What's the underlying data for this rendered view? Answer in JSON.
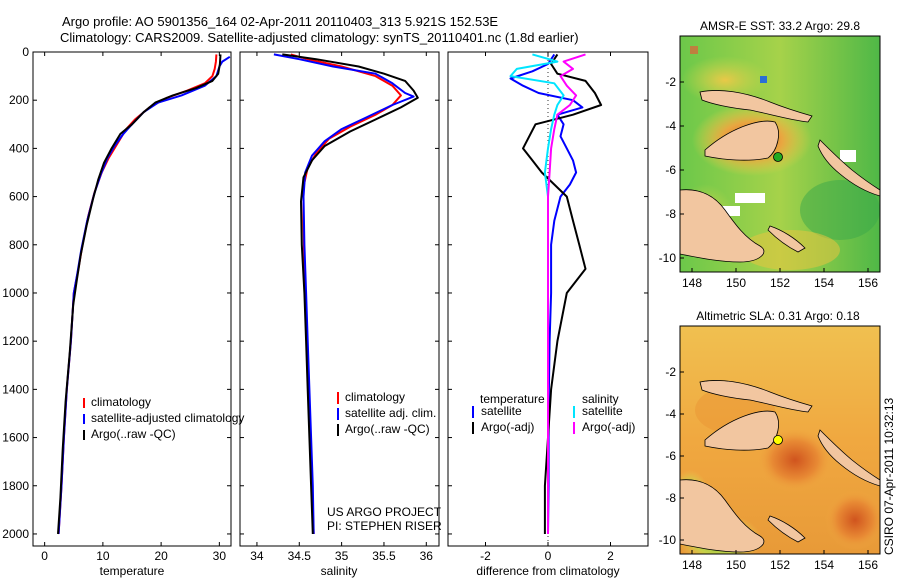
{
  "header": {
    "line1": "Argo profile: AO 5901356_164 02-Apr-2011 20110403_313 5.921S 152.53E",
    "line2": "Climatology: CARS2009. Satellite-adjusted climatology: synTS_20110401.nc (1.8d earlier)"
  },
  "colors": {
    "climatology": "#ff0000",
    "satellite": "#0000ff",
    "argo": "#000000",
    "salinity_satellite": "#00e5ff",
    "salinity_argo": "#ff00ff",
    "land": "#f2c6a0"
  },
  "chart_data": [
    {
      "type": "line",
      "name": "temperature-profile",
      "xlabel": "temperature",
      "ylabel": "",
      "xlim": [
        -2,
        32
      ],
      "ylim": [
        2050,
        0
      ],
      "xticks": [
        0,
        10,
        20,
        30
      ],
      "yticks": [
        0,
        200,
        400,
        600,
        800,
        1000,
        1200,
        1400,
        1600,
        1800,
        2000
      ],
      "series": [
        {
          "name": "climatology",
          "color": "#ff0000",
          "points": [
            [
              29.5,
              10
            ],
            [
              29.4,
              40
            ],
            [
              29.2,
              70
            ],
            [
              28.8,
              100
            ],
            [
              27.5,
              130
            ],
            [
              24.5,
              160
            ],
            [
              21.0,
              190
            ],
            [
              18.0,
              230
            ],
            [
              15.5,
              280
            ],
            [
              14.0,
              320
            ],
            [
              12.5,
              380
            ],
            [
              11.0,
              440
            ],
            [
              9.8,
              500
            ],
            [
              8.6,
              580
            ],
            [
              7.5,
              680
            ],
            [
              6.5,
              800
            ],
            [
              5.8,
              900
            ],
            [
              5.0,
              1000
            ],
            [
              4.5,
              1200
            ],
            [
              3.8,
              1400
            ],
            [
              3.3,
              1600
            ],
            [
              2.9,
              1800
            ],
            [
              2.4,
              2000
            ]
          ]
        },
        {
          "name": "satellite-adjusted climatology",
          "color": "#0000ff",
          "points": [
            [
              31.8,
              20
            ],
            [
              30.5,
              40
            ],
            [
              30.0,
              60
            ],
            [
              29.5,
              100
            ],
            [
              27.5,
              140
            ],
            [
              23.5,
              180
            ],
            [
              19.5,
              210
            ],
            [
              17.0,
              250
            ],
            [
              15.0,
              300
            ],
            [
              13.5,
              340
            ],
            [
              12.0,
              390
            ],
            [
              10.8,
              440
            ],
            [
              9.6,
              510
            ],
            [
              8.5,
              590
            ],
            [
              7.3,
              700
            ],
            [
              6.3,
              820
            ],
            [
              5.6,
              920
            ],
            [
              5.0,
              1000
            ],
            [
              4.5,
              1200
            ],
            [
              3.8,
              1400
            ],
            [
              3.3,
              1600
            ],
            [
              2.9,
              1800
            ],
            [
              2.4,
              2000
            ]
          ]
        },
        {
          "name": "Argo(..raw -QC)",
          "color": "#000000",
          "points": [
            [
              30.2,
              10
            ],
            [
              30.1,
              50
            ],
            [
              29.8,
              90
            ],
            [
              28.8,
              120
            ],
            [
              26.0,
              150
            ],
            [
              22.0,
              180
            ],
            [
              19.0,
              210
            ],
            [
              17.0,
              250
            ],
            [
              15.0,
              300
            ],
            [
              13.0,
              340
            ],
            [
              11.5,
              400
            ],
            [
              10.2,
              460
            ],
            [
              9.2,
              530
            ],
            [
              8.3,
              610
            ],
            [
              7.2,
              720
            ],
            [
              6.2,
              840
            ],
            [
              5.5,
              950
            ],
            [
              4.9,
              1050
            ],
            [
              4.3,
              1250
            ],
            [
              3.6,
              1450
            ],
            [
              3.1,
              1650
            ],
            [
              2.7,
              1850
            ],
            [
              2.3,
              2000
            ]
          ]
        }
      ],
      "legend": {
        "location": "lower-right",
        "entries": [
          "climatology",
          "satellite-adjusted climatology",
          "Argo(..raw -QC)"
        ]
      }
    },
    {
      "type": "line",
      "name": "salinity-profile",
      "xlabel": "salinity",
      "ylabel": "",
      "xlim": [
        33.8,
        36.15
      ],
      "ylim": [
        2050,
        0
      ],
      "xticks": [
        34,
        34.5,
        35,
        35.5,
        36
      ],
      "xtick_labels": [
        "34",
        "34.5",
        "35",
        "35.5",
        "36"
      ],
      "series": [
        {
          "name": "climatology",
          "color": "#ff0000",
          "points": [
            [
              34.4,
              10
            ],
            [
              34.6,
              30
            ],
            [
              35.0,
              60
            ],
            [
              35.4,
              100
            ],
            [
              35.6,
              140
            ],
            [
              35.7,
              180
            ],
            [
              35.6,
              220
            ],
            [
              35.4,
              260
            ],
            [
              35.1,
              310
            ],
            [
              34.85,
              360
            ],
            [
              34.7,
              420
            ],
            [
              34.6,
              480
            ],
            [
              34.55,
              560
            ],
            [
              34.55,
              700
            ],
            [
              34.56,
              900
            ],
            [
              34.58,
              1100
            ],
            [
              34.6,
              1300
            ],
            [
              34.62,
              1500
            ],
            [
              34.64,
              1700
            ],
            [
              34.66,
              1900
            ],
            [
              34.67,
              2000
            ]
          ]
        },
        {
          "name": "satellite adj. clim.",
          "color": "#0000ff",
          "points": [
            [
              34.2,
              10
            ],
            [
              34.5,
              30
            ],
            [
              34.9,
              60
            ],
            [
              35.4,
              90
            ],
            [
              35.6,
              130
            ],
            [
              35.75,
              170
            ],
            [
              35.85,
              185
            ],
            [
              35.6,
              220
            ],
            [
              35.3,
              270
            ],
            [
              35.0,
              320
            ],
            [
              34.8,
              370
            ],
            [
              34.65,
              430
            ],
            [
              34.57,
              500
            ],
            [
              34.55,
              600
            ],
            [
              34.56,
              800
            ],
            [
              34.58,
              1000
            ],
            [
              34.6,
              1200
            ],
            [
              34.62,
              1400
            ],
            [
              34.64,
              1600
            ],
            [
              34.66,
              1800
            ],
            [
              34.67,
              2000
            ]
          ]
        },
        {
          "name": "Argo(..raw -QC)",
          "color": "#000000",
          "points": [
            [
              34.3,
              10
            ],
            [
              34.7,
              30
            ],
            [
              35.2,
              60
            ],
            [
              35.5,
              90
            ],
            [
              35.75,
              120
            ],
            [
              35.85,
              160
            ],
            [
              35.9,
              190
            ],
            [
              35.7,
              230
            ],
            [
              35.4,
              280
            ],
            [
              35.1,
              330
            ],
            [
              34.8,
              390
            ],
            [
              34.65,
              450
            ],
            [
              34.55,
              520
            ],
            [
              34.52,
              620
            ],
            [
              34.53,
              800
            ],
            [
              34.56,
              1000
            ],
            [
              34.58,
              1200
            ],
            [
              34.6,
              1400
            ],
            [
              34.62,
              1600
            ],
            [
              34.64,
              1800
            ],
            [
              34.66,
              2000
            ]
          ]
        }
      ],
      "legend": {
        "location": "lower-right",
        "entries": [
          "climatology",
          "satellite adj. clim.",
          "Argo(..raw -QC)"
        ]
      },
      "annotations": [
        "US ARGO PROJECT",
        "PI: STEPHEN RISER"
      ]
    },
    {
      "type": "line",
      "name": "difference-profile",
      "xlabel": "difference from climatology",
      "ylabel": "",
      "xlim": [
        -3.2,
        3.2
      ],
      "ylim": [
        2050,
        0
      ],
      "xticks": [
        -2,
        0,
        2
      ],
      "series": [
        {
          "name": "temperature satellite",
          "color": "#0000ff",
          "points": [
            [
              0.2,
              10
            ],
            [
              0.0,
              50
            ],
            [
              -0.5,
              80
            ],
            [
              -1.2,
              110
            ],
            [
              -0.8,
              140
            ],
            [
              -0.3,
              170
            ],
            [
              0.8,
              200
            ],
            [
              1.1,
              230
            ],
            [
              0.3,
              260
            ],
            [
              0.5,
              300
            ],
            [
              0.4,
              350
            ],
            [
              0.6,
              400
            ],
            [
              0.8,
              450
            ],
            [
              0.9,
              500
            ],
            [
              0.7,
              550
            ],
            [
              0.4,
              600
            ],
            [
              0.2,
              700
            ],
            [
              0.1,
              800
            ],
            [
              0.1,
              1000
            ],
            [
              0.05,
              1200
            ],
            [
              0.03,
              1400
            ],
            [
              0.02,
              1600
            ],
            [
              0.02,
              1800
            ],
            [
              0.0,
              2000
            ]
          ]
        },
        {
          "name": "temperature Argo(-adj)",
          "color": "#000000",
          "points": [
            [
              0.3,
              10
            ],
            [
              0.1,
              50
            ],
            [
              0.3,
              90
            ],
            [
              1.2,
              120
            ],
            [
              1.5,
              170
            ],
            [
              1.7,
              220
            ],
            [
              0.8,
              260
            ],
            [
              -0.4,
              300
            ],
            [
              -0.8,
              400
            ],
            [
              -0.5,
              450
            ],
            [
              -0.2,
              500
            ],
            [
              0.2,
              550
            ],
            [
              0.6,
              600
            ],
            [
              0.8,
              700
            ],
            [
              1.0,
              800
            ],
            [
              1.2,
              900
            ],
            [
              0.6,
              1000
            ],
            [
              0.3,
              1200
            ],
            [
              0.1,
              1400
            ],
            [
              0.0,
              1600
            ],
            [
              -0.1,
              1800
            ],
            [
              -0.1,
              2000
            ]
          ]
        },
        {
          "name": "salinity satellite",
          "color": "#00e5ff",
          "points": [
            [
              -0.5,
              10
            ],
            [
              0.3,
              40
            ],
            [
              -1.0,
              70
            ],
            [
              -1.2,
              100
            ],
            [
              0.2,
              130
            ],
            [
              0.5,
              180
            ],
            [
              0.3,
              220
            ],
            [
              0.2,
              260
            ],
            [
              0.1,
              320
            ],
            [
              0.0,
              400
            ],
            [
              -0.1,
              500
            ],
            [
              0.0,
              600
            ],
            [
              0.0,
              800
            ],
            [
              0.0,
              1000
            ],
            [
              0.0,
              1200
            ],
            [
              0.0,
              1400
            ],
            [
              0.0,
              1600
            ],
            [
              0.0,
              1800
            ],
            [
              0.0,
              2000
            ]
          ]
        },
        {
          "name": "salinity Argo(-adj)",
          "color": "#ff00ff",
          "points": [
            [
              1.2,
              10
            ],
            [
              0.5,
              40
            ],
            [
              0.8,
              70
            ],
            [
              0.4,
              100
            ],
            [
              0.6,
              140
            ],
            [
              0.9,
              180
            ],
            [
              0.7,
              220
            ],
            [
              0.3,
              260
            ],
            [
              0.2,
              320
            ],
            [
              0.1,
              400
            ],
            [
              0.05,
              500
            ],
            [
              0.0,
              600
            ],
            [
              0.0,
              800
            ],
            [
              0.0,
              1000
            ],
            [
              0.0,
              1200
            ],
            [
              0.0,
              1400
            ],
            [
              0.0,
              1600
            ],
            [
              0.0,
              1800
            ],
            [
              0.0,
              2000
            ]
          ]
        }
      ],
      "legend_left": {
        "title": "temperature",
        "entries": [
          "satellite",
          "Argo(-adj)"
        ]
      },
      "legend_right": {
        "title": "salinity",
        "entries": [
          "satellite",
          "Argo(-adj)"
        ]
      }
    }
  ],
  "maps": [
    {
      "title": "AMSR-E SST: 33.2  Argo: 29.8",
      "xticks": [
        "148",
        "150",
        "152",
        "154",
        "156"
      ],
      "yticks": [
        "-2",
        "-4",
        "-6",
        "-8",
        "-10"
      ],
      "float_marker_color": "#22aa22"
    },
    {
      "title": "Altimetric SLA: 0.31  Argo: 0.18",
      "xticks": [
        "148",
        "150",
        "152",
        "154",
        "156"
      ],
      "yticks": [
        "-2",
        "-4",
        "-6",
        "-8",
        "-10"
      ],
      "float_marker_color": "#ffff00"
    }
  ],
  "footer": {
    "stamp": "CSIRO 07-Apr-2011 10:32:13"
  }
}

◇ ◇ ◇ ◇ ◇

* _TASK BRIEF_:
Gather each line of the listing that holds the string "adjusted".

* _EXPECTED ANSWER_:
    "line2": "Climatology: CARS2009. Satellite-adjusted climatology: synTS_20110401.nc (1.8d earlier)"
          "name": "satellite-adjusted climatology",
          "satellite-adjusted climatology",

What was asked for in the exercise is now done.